◆ STATED PROBLEM: Copy all lines in which the word "initial" can be found.

◆ RECORDS FOR THIS EXERCISE:
▼▼▼
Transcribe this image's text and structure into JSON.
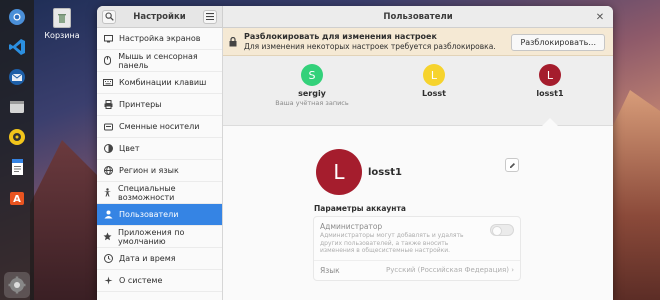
{
  "desktop": {
    "trash_label": "Корзина"
  },
  "dock": {
    "items": [
      "chromium-icon",
      "vscode-icon",
      "thunderbird-icon",
      "files-icon",
      "rhythmbox-icon",
      "writer-icon",
      "appstore-icon",
      "settings-icon"
    ]
  },
  "window": {
    "sidebar_title": "Настройки",
    "main_title": "Пользователи"
  },
  "sidebar": {
    "items": [
      {
        "label": "Настройка экранов",
        "icon": "display-icon"
      },
      {
        "label": "Мышь и сенсорная панель",
        "icon": "mouse-icon"
      },
      {
        "label": "Комбинации клавиш",
        "icon": "keyboard-icon"
      },
      {
        "label": "Принтеры",
        "icon": "printer-icon"
      },
      {
        "label": "Сменные носители",
        "icon": "removable-media-icon"
      },
      {
        "label": "Цвет",
        "icon": "color-icon"
      },
      {
        "label": "Регион и язык",
        "icon": "region-icon"
      },
      {
        "label": "Специальные возможности",
        "icon": "accessibility-icon"
      },
      {
        "label": "Пользователи",
        "icon": "users-icon"
      },
      {
        "label": "Приложения по умолчанию",
        "icon": "default-apps-icon"
      },
      {
        "label": "Дата и время",
        "icon": "clock-icon"
      },
      {
        "label": "О системе",
        "icon": "info-icon"
      }
    ],
    "selected_index": 8
  },
  "unlock": {
    "title": "Разблокировать для изменения настроек",
    "description": "Для изменения некоторых настроек требуется разблокировка.",
    "button": "Разблокировать..."
  },
  "users": [
    {
      "initial": "S",
      "name": "sergiy",
      "subtitle": "Ваша учётная запись",
      "color": "#33d17a"
    },
    {
      "initial": "L",
      "name": "Losst",
      "subtitle": "",
      "color": "#f6d32d"
    },
    {
      "initial": "L",
      "name": "losst1",
      "subtitle": "",
      "color": "#a51d2d"
    }
  ],
  "profile": {
    "initial": "L",
    "name": "losst1"
  },
  "account": {
    "section_title": "Параметры аккаунта",
    "admin_title": "Администратор",
    "admin_desc": "Администраторы могут добавлять и удалять других пользователей, а также вносить изменения в общесистемные настройки.",
    "language_label": "Язык",
    "language_value": "Русский (Российская Федерация)"
  }
}
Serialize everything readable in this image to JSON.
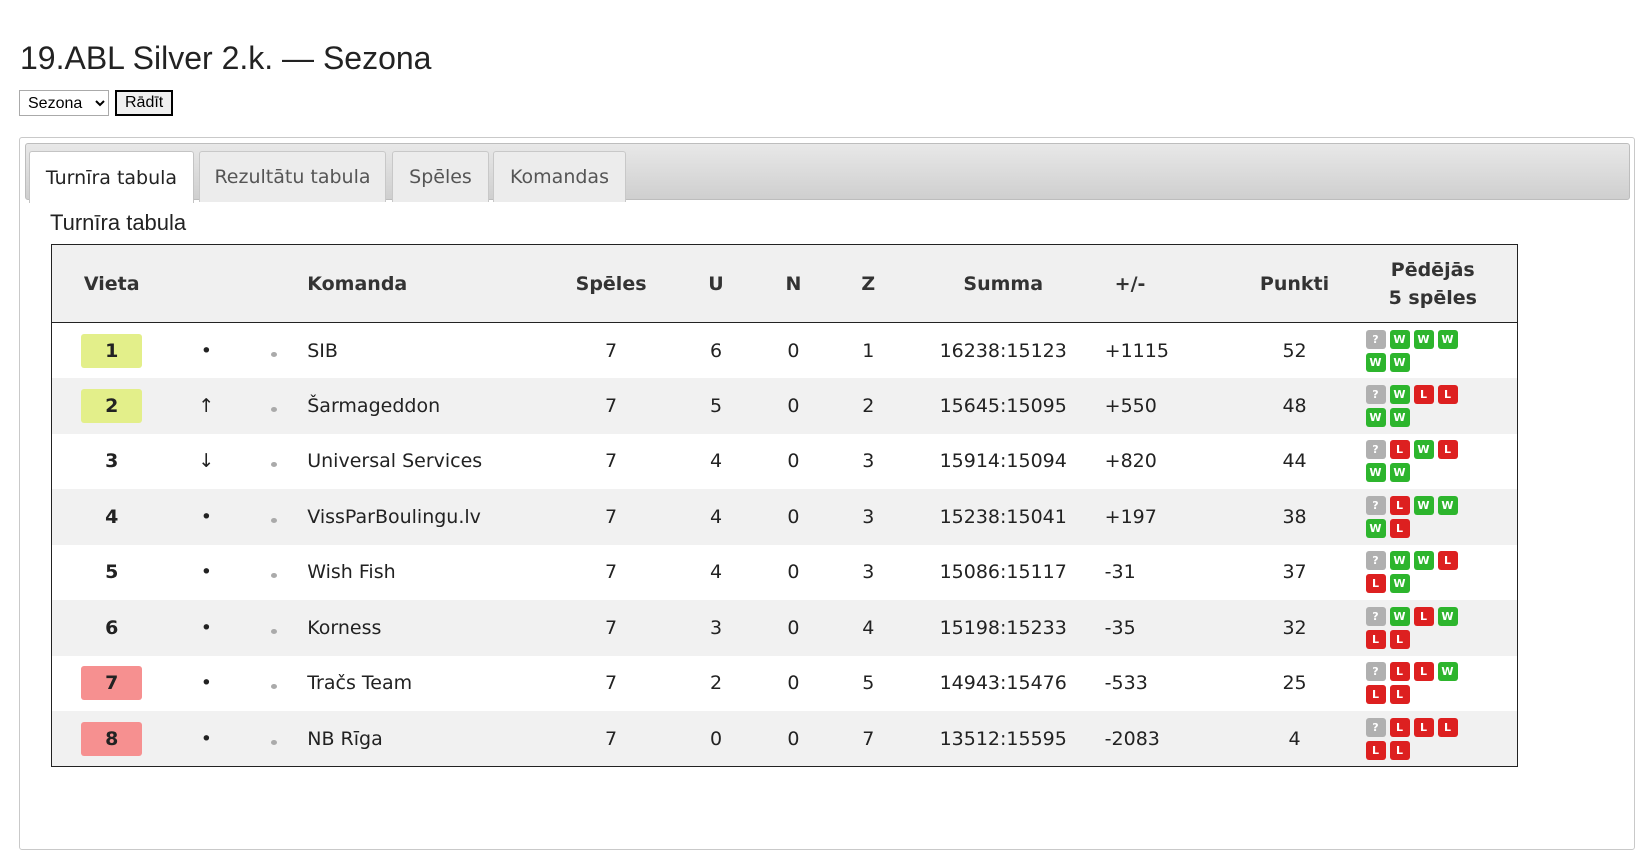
{
  "page": {
    "title": "19.ABL Silver 2.k. — Sezona"
  },
  "controls": {
    "season_value": "Sezona",
    "show_label": "Rādīt"
  },
  "tabs": [
    {
      "label": "Turnīra tabula",
      "active": true
    },
    {
      "label": "Rezultātu tabula",
      "active": false
    },
    {
      "label": "Spēles",
      "active": false
    },
    {
      "label": "Komandas",
      "active": false
    }
  ],
  "section_title": "Turnīra tabula",
  "table": {
    "headers": {
      "vieta": "Vieta",
      "komanda": "Komanda",
      "speles": "Spēles",
      "u": "U",
      "n": "N",
      "z": "Z",
      "summa": "Summa",
      "diff": "+/-",
      "punkti": "Punkti",
      "last5_line1": "Pēdējās",
      "last5_line2": "5 spēles"
    },
    "rows": [
      {
        "rank": "1",
        "zone": "promo",
        "trend": "•",
        "team": "SIB",
        "games": "7",
        "w": "6",
        "d": "0",
        "l": "1",
        "sum": "16238:15123",
        "diff": "+1115",
        "points": "52",
        "last5": [
          "?",
          "W",
          "W",
          "W",
          "W",
          "W"
        ]
      },
      {
        "rank": "2",
        "zone": "promo",
        "trend": "↑",
        "team": "Šarmageddon",
        "games": "7",
        "w": "5",
        "d": "0",
        "l": "2",
        "sum": "15645:15095",
        "diff": "+550",
        "points": "48",
        "last5": [
          "?",
          "W",
          "L",
          "L",
          "W",
          "W"
        ]
      },
      {
        "rank": "3",
        "zone": "plain",
        "trend": "↓",
        "team": "Universal Services",
        "games": "7",
        "w": "4",
        "d": "0",
        "l": "3",
        "sum": "15914:15094",
        "diff": "+820",
        "points": "44",
        "last5": [
          "?",
          "L",
          "W",
          "L",
          "W",
          "W"
        ]
      },
      {
        "rank": "4",
        "zone": "plain",
        "trend": "•",
        "team": "VissParBoulingu.lv",
        "games": "7",
        "w": "4",
        "d": "0",
        "l": "3",
        "sum": "15238:15041",
        "diff": "+197",
        "points": "38",
        "last5": [
          "?",
          "L",
          "W",
          "W",
          "W",
          "L"
        ]
      },
      {
        "rank": "5",
        "zone": "plain",
        "trend": "•",
        "team": "Wish Fish",
        "games": "7",
        "w": "4",
        "d": "0",
        "l": "3",
        "sum": "15086:15117",
        "diff": "-31",
        "points": "37",
        "last5": [
          "?",
          "W",
          "W",
          "L",
          "L",
          "W"
        ]
      },
      {
        "rank": "6",
        "zone": "plain",
        "trend": "•",
        "team": "Korness",
        "games": "7",
        "w": "3",
        "d": "0",
        "l": "4",
        "sum": "15198:15233",
        "diff": "-35",
        "points": "32",
        "last5": [
          "?",
          "W",
          "L",
          "W",
          "L",
          "L"
        ]
      },
      {
        "rank": "7",
        "zone": "releg",
        "trend": "•",
        "team": "Tračs Team",
        "games": "7",
        "w": "2",
        "d": "0",
        "l": "5",
        "sum": "14943:15476",
        "diff": "-533",
        "points": "25",
        "last5": [
          "?",
          "L",
          "L",
          "W",
          "L",
          "L"
        ]
      },
      {
        "rank": "8",
        "zone": "releg",
        "trend": "•",
        "team": "NB Rīga",
        "games": "7",
        "w": "0",
        "d": "0",
        "l": "7",
        "sum": "13512:15595",
        "diff": "-2083",
        "points": "4",
        "last5": [
          "?",
          "L",
          "L",
          "L",
          "L",
          "L"
        ]
      }
    ]
  },
  "colors": {
    "promo": "#e3ef8a",
    "releg": "#f69090",
    "win": "#2db52d",
    "loss": "#dd2020",
    "unknown": "#b0b0b0"
  }
}
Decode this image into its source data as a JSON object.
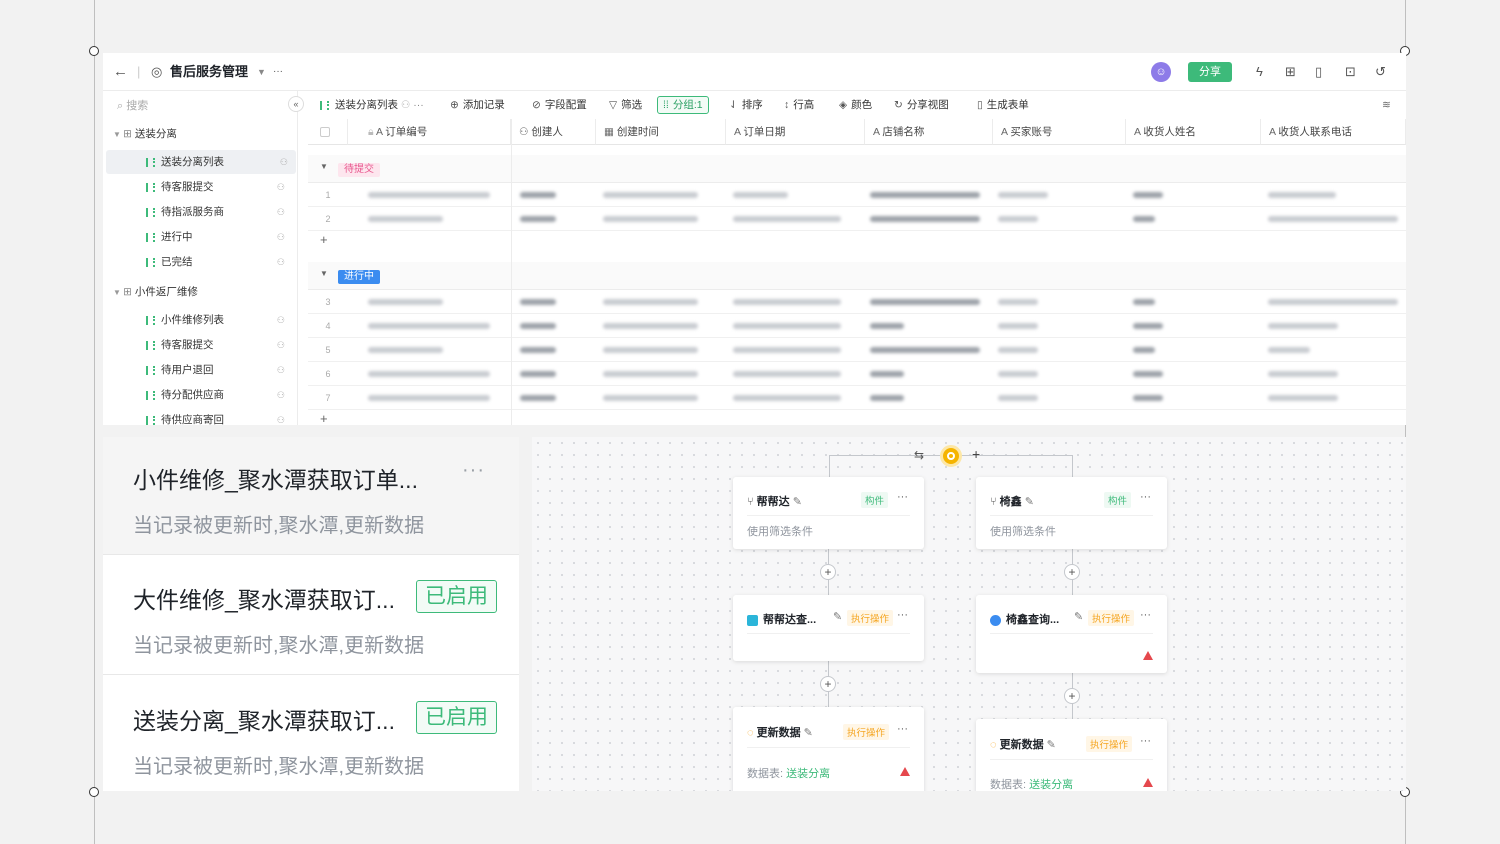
{
  "app": {
    "title": "售后服务管理",
    "share_label": "分享",
    "back_label": "←",
    "more_label": "···"
  },
  "sidebar": {
    "search_placeholder": "搜索",
    "groups": [
      {
        "label": "送装分离",
        "items": [
          "送装分离列表",
          "待客服提交",
          "待指派服务商",
          "进行中",
          "已完结"
        ]
      },
      {
        "label": "小件返厂维修",
        "items": [
          "小件维修列表",
          "待客服提交",
          "待用户退回",
          "待分配供应商",
          "待供应商寄回"
        ]
      }
    ]
  },
  "toolbar": {
    "view_name": "送装分离列表",
    "add_record": "添加记录",
    "field_config": "字段配置",
    "filter": "筛选",
    "group": "分组:1",
    "sort": "排序",
    "row_height": "行高",
    "color": "颜色",
    "share_view": "分享视图",
    "generate_form": "生成表单"
  },
  "grid": {
    "columns": [
      "订单编号",
      "创建人",
      "创建时间",
      "订单日期",
      "店铺名称",
      "买家账号",
      "收货人姓名",
      "收货人联系电话"
    ],
    "groups": [
      {
        "tag": "待提交",
        "rows": [
          "1",
          "2"
        ]
      },
      {
        "tag": "进行中",
        "rows": [
          "3",
          "4",
          "5",
          "6",
          "7"
        ]
      }
    ]
  },
  "automations": [
    {
      "title": "小件维修_聚水潭获取订单...",
      "subtitle": "当记录被更新时,聚水潭,更新数据",
      "status": "",
      "more": "···"
    },
    {
      "title": "大件维修_聚水潭获取订...",
      "subtitle": "当记录被更新时,聚水潭,更新数据",
      "status": "已启用"
    },
    {
      "title": "送装分离_聚水潭获取订...",
      "subtitle": "当记录被更新时,聚水潭,更新数据",
      "status": "已启用"
    }
  ],
  "flow": {
    "branches": [
      {
        "condition": {
          "title": "帮帮达",
          "kind": "构件",
          "body": "使用筛选条件"
        },
        "query": {
          "title": "帮帮达查...",
          "kind": "执行操作"
        },
        "update": {
          "title": "更新数据",
          "kind": "执行操作",
          "table_label": "数据表:",
          "table": "送装分离"
        }
      },
      {
        "condition": {
          "title": "椅鑫",
          "kind": "构件",
          "body": "使用筛选条件"
        },
        "query": {
          "title": "椅鑫查询...",
          "kind": "执行操作"
        },
        "update": {
          "title": "更新数据",
          "kind": "执行操作",
          "table_label": "数据表:",
          "table": "送装分离"
        }
      }
    ]
  },
  "colors": {
    "accent": "#3dba7a",
    "warning": "#f5a623",
    "danger": "#e5484d",
    "tag_pending": "#e8578e",
    "tag_progress": "#3b8cf0"
  }
}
▲▲▲
◆ THE RESPONSE:
      "initial": "S",
      "initial": "L",
      "initial": "L",
    "initial": "L",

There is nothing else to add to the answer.